Find each line holding the word "обеспечены" and give the total alone.

[Records from a dataset]
__________________________________________________
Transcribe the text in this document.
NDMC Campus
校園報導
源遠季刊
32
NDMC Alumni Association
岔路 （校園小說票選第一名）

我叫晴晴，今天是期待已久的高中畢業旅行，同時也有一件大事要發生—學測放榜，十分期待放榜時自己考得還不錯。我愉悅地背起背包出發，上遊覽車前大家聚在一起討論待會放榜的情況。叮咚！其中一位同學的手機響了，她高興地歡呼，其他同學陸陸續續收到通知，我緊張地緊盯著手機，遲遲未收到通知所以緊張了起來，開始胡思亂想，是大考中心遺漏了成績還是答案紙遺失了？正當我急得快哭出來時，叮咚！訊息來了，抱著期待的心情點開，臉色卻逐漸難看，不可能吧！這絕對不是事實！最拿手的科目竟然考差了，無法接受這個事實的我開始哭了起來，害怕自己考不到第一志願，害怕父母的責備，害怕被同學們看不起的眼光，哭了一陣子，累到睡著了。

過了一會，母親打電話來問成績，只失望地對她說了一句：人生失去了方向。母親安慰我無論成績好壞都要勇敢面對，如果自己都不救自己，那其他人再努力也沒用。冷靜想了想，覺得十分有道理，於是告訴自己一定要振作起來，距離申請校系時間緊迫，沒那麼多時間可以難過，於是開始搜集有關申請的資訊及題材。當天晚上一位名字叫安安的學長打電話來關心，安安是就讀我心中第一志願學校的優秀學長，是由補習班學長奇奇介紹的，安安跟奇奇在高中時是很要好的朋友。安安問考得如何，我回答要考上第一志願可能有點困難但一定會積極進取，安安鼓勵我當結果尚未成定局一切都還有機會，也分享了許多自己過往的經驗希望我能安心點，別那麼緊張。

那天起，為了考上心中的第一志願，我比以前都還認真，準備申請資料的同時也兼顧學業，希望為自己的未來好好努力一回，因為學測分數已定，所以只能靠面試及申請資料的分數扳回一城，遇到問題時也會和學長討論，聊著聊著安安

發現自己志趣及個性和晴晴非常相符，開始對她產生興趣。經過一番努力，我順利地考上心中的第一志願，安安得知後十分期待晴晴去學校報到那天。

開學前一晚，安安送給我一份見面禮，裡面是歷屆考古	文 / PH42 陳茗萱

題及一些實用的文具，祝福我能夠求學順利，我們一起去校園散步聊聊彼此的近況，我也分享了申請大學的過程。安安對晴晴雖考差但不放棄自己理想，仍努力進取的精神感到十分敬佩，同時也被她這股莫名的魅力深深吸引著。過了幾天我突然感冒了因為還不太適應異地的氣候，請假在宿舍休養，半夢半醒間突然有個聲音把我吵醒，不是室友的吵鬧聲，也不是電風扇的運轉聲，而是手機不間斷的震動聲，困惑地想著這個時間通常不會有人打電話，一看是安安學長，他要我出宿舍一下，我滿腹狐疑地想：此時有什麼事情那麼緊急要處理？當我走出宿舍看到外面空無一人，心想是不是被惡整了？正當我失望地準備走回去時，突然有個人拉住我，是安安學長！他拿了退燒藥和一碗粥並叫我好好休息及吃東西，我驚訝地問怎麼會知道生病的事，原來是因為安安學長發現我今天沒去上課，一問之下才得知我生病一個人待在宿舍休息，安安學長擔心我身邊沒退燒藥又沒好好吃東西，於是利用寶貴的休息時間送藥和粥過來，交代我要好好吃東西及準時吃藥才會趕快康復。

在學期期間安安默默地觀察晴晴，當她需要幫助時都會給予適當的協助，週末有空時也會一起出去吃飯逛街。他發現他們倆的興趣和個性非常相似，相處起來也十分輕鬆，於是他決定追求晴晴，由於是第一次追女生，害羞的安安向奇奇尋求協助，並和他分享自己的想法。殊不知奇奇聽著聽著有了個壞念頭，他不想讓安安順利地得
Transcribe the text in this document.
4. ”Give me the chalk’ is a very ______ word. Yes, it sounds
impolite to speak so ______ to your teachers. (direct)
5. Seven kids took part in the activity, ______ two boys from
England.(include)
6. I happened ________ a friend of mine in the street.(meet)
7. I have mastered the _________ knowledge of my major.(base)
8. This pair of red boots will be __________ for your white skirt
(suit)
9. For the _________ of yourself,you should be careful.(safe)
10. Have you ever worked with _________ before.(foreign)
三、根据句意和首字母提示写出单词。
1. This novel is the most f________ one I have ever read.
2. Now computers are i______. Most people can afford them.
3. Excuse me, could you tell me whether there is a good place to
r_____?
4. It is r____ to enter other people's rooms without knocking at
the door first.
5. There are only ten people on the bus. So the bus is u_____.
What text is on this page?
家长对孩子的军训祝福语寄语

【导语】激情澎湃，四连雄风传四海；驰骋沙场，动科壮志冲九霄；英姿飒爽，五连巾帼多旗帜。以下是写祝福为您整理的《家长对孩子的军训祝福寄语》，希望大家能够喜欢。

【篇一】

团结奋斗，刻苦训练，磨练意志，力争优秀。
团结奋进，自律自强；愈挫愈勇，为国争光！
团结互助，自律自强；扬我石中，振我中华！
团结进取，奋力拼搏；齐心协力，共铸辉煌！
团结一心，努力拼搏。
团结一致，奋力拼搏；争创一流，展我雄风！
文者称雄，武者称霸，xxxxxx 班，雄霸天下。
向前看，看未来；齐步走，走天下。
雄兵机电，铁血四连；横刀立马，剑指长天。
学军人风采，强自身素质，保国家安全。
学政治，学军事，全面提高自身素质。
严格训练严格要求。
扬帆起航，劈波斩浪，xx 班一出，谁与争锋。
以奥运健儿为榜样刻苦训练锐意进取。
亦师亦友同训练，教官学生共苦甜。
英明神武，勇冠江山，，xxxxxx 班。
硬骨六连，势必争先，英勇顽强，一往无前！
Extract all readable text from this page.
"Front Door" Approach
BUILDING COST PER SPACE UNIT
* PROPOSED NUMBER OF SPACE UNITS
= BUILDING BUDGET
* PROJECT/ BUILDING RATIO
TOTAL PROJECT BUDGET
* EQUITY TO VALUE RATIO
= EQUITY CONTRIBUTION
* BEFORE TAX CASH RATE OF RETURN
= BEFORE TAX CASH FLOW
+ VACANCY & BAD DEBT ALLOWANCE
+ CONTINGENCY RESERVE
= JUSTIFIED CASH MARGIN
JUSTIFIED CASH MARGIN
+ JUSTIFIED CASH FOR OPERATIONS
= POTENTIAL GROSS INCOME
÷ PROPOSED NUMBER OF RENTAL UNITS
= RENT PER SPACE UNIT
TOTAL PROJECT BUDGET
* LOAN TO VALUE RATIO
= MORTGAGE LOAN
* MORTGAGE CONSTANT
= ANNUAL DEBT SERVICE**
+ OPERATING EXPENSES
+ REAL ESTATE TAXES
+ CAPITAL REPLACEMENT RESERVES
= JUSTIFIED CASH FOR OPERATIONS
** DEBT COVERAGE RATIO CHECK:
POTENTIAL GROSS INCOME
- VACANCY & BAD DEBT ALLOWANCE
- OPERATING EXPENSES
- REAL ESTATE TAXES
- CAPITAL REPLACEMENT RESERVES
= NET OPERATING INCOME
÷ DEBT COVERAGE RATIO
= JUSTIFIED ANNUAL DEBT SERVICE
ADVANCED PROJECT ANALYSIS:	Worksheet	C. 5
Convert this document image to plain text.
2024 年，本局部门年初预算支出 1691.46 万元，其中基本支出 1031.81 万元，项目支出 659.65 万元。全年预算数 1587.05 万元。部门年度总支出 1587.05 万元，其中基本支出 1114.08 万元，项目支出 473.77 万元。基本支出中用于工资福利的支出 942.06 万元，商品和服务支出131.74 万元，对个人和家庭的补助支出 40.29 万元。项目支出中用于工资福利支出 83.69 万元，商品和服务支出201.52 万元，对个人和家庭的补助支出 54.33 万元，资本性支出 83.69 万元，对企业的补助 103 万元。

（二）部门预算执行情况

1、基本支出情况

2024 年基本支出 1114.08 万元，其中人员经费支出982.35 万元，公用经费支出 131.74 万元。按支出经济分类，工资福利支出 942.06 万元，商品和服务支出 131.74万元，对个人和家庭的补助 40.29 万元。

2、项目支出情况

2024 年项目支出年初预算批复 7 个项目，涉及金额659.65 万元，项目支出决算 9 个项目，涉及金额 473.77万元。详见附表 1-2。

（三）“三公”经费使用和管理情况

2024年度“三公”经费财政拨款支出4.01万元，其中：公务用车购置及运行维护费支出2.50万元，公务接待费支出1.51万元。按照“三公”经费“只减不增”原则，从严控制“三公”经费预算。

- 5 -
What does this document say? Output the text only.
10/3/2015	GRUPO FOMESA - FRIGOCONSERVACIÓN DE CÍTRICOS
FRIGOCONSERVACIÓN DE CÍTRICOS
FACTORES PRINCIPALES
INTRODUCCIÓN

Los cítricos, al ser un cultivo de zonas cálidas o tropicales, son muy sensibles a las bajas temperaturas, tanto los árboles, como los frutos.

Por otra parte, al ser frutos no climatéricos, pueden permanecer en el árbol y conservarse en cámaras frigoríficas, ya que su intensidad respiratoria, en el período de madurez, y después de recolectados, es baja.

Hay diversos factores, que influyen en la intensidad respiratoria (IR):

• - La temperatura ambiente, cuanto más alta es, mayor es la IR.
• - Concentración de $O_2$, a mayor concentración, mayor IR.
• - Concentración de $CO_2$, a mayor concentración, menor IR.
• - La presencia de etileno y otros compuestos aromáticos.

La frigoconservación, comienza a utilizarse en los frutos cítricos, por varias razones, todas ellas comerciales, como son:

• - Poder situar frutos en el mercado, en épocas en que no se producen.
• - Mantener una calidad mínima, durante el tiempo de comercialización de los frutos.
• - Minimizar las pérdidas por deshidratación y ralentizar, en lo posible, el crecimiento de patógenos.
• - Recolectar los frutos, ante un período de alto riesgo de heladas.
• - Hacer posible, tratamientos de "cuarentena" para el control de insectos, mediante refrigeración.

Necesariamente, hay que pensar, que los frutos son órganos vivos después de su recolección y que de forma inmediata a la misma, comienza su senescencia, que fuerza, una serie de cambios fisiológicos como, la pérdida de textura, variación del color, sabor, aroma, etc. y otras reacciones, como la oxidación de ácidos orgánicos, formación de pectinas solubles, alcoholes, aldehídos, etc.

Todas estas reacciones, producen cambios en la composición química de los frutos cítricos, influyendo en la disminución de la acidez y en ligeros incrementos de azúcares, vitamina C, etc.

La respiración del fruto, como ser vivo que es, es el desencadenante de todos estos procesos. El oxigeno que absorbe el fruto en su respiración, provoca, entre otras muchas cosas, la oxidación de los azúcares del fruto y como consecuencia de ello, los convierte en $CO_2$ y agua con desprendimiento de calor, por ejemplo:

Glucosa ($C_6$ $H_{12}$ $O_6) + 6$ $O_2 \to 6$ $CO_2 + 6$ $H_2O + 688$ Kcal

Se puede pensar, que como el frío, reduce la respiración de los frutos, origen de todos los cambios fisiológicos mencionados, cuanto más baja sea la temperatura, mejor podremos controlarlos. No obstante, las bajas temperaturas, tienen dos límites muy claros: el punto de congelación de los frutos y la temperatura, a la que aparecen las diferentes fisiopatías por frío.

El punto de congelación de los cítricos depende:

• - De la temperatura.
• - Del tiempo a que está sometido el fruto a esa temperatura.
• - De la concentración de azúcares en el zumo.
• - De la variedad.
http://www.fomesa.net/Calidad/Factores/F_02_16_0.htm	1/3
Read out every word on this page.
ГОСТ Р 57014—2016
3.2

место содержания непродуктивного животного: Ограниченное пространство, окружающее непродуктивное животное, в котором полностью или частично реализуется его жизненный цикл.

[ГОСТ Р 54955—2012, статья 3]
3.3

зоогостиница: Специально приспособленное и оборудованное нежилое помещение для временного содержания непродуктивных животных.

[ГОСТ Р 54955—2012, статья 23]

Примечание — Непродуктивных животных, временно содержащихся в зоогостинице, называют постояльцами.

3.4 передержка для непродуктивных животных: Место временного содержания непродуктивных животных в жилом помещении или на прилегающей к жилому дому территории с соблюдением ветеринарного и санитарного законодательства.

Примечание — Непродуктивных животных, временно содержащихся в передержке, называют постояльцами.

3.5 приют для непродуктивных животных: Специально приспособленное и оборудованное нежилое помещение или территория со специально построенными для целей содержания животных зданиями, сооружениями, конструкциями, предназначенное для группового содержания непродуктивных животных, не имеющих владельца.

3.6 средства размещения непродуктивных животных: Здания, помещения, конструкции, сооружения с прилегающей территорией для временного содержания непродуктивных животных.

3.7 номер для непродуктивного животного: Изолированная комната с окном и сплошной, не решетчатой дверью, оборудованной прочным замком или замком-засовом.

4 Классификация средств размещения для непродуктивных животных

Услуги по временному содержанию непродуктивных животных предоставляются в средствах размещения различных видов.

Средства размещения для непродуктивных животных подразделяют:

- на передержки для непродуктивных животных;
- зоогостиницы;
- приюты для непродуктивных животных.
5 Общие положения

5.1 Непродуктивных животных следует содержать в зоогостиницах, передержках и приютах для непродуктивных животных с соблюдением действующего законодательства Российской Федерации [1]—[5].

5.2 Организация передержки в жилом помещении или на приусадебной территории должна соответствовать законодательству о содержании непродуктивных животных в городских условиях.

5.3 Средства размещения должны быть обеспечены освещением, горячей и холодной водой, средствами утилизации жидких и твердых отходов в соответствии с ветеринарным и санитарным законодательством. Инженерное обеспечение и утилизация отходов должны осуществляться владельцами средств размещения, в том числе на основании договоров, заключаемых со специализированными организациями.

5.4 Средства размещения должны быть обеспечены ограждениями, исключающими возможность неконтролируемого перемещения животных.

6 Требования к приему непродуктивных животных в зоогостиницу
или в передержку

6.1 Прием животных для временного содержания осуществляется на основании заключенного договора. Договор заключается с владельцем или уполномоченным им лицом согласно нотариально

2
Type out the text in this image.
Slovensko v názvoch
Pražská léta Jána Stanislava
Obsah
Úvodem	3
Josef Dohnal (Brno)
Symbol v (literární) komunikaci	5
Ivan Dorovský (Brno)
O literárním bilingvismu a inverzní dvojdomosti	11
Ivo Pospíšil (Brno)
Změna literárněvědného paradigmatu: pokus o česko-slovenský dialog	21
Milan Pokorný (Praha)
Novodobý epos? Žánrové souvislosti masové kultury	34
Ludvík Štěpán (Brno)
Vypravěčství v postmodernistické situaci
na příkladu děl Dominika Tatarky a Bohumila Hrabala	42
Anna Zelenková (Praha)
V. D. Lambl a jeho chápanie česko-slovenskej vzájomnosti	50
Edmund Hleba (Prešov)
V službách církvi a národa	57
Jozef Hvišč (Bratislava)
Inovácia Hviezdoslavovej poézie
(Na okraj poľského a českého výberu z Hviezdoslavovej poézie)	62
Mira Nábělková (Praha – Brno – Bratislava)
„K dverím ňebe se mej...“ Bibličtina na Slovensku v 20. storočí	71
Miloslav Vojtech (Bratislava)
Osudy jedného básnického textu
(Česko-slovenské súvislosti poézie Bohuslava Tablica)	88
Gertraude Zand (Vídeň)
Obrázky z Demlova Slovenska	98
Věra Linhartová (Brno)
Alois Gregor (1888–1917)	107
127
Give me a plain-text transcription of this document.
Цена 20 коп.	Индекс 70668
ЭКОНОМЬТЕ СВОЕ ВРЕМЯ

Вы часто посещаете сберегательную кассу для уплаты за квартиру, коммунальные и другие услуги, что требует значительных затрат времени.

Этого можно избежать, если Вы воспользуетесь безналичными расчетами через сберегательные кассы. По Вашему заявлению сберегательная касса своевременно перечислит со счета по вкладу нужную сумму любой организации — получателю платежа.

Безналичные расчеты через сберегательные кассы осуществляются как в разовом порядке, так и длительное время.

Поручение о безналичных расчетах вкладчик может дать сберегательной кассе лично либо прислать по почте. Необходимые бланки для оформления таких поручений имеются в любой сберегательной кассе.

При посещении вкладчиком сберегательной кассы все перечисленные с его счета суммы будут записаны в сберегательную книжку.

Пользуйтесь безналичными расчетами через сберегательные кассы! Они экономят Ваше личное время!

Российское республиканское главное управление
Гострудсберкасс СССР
__________________________________________________
# [TASK ANSWER]
2